#### Required task
Write out every entry exactly as it stands.

#### Provided material
** Begin **

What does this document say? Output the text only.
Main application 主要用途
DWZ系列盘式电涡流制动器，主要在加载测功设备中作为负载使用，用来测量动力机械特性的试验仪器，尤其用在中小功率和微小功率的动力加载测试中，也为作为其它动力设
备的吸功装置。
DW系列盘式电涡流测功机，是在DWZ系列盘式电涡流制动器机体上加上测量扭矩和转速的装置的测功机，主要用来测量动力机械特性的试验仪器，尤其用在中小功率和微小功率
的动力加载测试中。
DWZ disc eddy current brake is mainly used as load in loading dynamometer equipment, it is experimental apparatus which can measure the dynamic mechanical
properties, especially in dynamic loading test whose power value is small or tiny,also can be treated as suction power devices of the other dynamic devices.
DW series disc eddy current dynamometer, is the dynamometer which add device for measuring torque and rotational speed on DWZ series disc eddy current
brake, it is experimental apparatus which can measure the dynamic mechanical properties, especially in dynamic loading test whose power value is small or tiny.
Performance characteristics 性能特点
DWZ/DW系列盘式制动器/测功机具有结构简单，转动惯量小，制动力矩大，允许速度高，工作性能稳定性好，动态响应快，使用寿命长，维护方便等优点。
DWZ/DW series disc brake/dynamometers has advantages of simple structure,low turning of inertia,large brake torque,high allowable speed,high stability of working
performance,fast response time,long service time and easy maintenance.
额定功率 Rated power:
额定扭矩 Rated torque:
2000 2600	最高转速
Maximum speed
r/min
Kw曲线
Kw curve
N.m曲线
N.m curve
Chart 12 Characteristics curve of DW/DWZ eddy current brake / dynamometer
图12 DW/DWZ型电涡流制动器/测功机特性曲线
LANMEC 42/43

** End **

#### Solution
What does this document say? Output the text only.
Main application 主要用途
DWZ系列盘式电涡流制动器，主要在加载测功设备中作为负载使用，用来测量动力机械特性的试验仪器，尤其用在中小功率和微小功率的动力加载测试中，也为作为其它动力设
备的吸功装置。
DW系列盘式电涡流测功机，是在DWZ系列盘式电涡流制动器机体上加上测量扭矩和转速的装置的测功机，主要用来测量动力机械特性的试验仪器，尤其用在中小功率和微小功率
的动力加载测试中。
DWZ disc eddy current brake is mainly used as load in loading dynamometer equipment, it is experimental apparatus which can measure the dynamic mechanical
properties, especially in dynamic loading test whose power value is small or tiny,also can be treated as suction power devices of the other dynamic devices.
DW series disc eddy current dynamometer, is the dynamometer which add device for measuring torque and rotational speed on DWZ series disc eddy current
brake, it is experimental apparatus which can measure the dynamic mechanical properties, especially in dynamic loading test whose power value is small or tiny.
Performance characteristics 性能特点
DWZ/DW系列盘式制动器/测功机具有结构简单，转动惯量小，制动力矩大，允许速度高，工作性能稳定性好，动态响应快，使用寿命长，维护方便等优点。
DWZ/DW series disc brake/dynamometers has advantages of simple structure,low turning of inertia,large brake torque,high allowable speed,high stability of working
performance,fast response time,long service time and easy maintenance.
额定功率 Rated power:
额定扭矩 Rated torque:
2000 2600	最高转速
Maximum speed
r/min
Kw曲线
Kw curve
N.m曲线
N.m curve
Chart 12 Characteristics curve of DW/DWZ eddy current brake / dynamometer
图12 DW/DWZ型电涡流制动器/测功机特性曲线
LANMEC 42/43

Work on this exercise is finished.